## DIRECTIONS
Gather the lines below that include the string "menu", copying each in full.

## RAW RECORDS
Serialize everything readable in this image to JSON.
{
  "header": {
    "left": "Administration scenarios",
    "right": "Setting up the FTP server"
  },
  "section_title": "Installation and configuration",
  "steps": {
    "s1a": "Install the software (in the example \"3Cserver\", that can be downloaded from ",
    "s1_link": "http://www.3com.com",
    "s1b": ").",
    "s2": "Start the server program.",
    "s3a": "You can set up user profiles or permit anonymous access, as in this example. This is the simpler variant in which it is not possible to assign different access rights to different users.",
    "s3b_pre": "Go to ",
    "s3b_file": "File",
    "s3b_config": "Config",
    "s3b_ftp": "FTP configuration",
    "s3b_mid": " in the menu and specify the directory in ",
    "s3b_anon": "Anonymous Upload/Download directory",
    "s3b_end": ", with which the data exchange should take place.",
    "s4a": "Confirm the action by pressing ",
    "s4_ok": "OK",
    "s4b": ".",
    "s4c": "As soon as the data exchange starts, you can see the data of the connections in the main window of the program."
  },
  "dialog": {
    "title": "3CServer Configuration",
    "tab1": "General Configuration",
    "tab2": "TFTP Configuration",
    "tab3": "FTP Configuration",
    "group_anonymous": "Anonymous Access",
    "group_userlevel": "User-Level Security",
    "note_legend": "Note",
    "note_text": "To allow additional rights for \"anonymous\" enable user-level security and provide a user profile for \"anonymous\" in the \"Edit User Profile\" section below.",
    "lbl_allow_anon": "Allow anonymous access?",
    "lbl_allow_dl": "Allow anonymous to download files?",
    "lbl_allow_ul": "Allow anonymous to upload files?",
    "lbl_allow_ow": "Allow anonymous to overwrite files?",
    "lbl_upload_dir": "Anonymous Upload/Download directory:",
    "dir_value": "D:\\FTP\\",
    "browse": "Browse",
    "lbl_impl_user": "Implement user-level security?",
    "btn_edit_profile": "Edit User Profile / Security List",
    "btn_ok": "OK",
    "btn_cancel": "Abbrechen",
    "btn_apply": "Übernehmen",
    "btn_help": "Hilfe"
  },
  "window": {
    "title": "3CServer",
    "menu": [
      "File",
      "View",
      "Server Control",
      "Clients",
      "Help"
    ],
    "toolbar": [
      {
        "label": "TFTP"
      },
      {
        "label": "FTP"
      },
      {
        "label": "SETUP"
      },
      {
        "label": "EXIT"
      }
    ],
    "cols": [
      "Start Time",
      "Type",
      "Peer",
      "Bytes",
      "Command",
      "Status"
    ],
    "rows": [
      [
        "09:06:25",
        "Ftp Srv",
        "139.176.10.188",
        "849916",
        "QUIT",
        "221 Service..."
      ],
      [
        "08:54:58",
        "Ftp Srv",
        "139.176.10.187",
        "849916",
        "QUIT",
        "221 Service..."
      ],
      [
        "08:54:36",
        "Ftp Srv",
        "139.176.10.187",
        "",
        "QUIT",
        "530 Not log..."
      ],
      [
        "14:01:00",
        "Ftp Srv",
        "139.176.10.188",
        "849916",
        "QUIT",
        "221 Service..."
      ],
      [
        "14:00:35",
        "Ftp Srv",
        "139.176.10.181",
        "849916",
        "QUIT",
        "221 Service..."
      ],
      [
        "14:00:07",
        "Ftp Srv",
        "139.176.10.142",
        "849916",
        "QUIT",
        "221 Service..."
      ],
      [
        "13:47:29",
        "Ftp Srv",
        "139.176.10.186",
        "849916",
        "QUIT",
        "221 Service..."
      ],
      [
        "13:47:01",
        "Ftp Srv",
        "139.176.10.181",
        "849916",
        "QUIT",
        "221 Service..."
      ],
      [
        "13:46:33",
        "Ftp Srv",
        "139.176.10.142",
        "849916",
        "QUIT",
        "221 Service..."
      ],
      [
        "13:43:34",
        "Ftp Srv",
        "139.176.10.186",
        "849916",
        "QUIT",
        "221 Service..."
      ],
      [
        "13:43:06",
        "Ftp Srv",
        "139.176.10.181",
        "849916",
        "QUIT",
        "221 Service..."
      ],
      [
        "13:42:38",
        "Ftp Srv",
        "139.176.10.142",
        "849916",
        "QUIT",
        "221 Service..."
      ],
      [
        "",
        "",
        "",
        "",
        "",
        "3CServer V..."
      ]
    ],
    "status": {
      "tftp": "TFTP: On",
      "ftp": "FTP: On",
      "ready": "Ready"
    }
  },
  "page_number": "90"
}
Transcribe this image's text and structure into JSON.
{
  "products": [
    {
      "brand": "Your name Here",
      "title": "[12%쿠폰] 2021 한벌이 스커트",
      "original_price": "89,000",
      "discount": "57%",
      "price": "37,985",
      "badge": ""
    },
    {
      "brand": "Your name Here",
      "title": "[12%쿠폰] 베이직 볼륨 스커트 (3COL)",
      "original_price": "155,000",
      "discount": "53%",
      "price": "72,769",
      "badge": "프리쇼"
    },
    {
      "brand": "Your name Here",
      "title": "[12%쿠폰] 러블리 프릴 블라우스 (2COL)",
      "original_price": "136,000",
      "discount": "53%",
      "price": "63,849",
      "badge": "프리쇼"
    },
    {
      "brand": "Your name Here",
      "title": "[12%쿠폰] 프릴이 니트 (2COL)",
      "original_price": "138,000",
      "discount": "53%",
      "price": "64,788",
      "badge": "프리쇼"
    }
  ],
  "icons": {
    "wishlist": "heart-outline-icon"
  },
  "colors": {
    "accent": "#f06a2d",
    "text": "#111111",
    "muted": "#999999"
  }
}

## ANSWER FOR THIS EXERCISE
    "s3b_mid": " in the menu and specify the directory in ",
    "menu": [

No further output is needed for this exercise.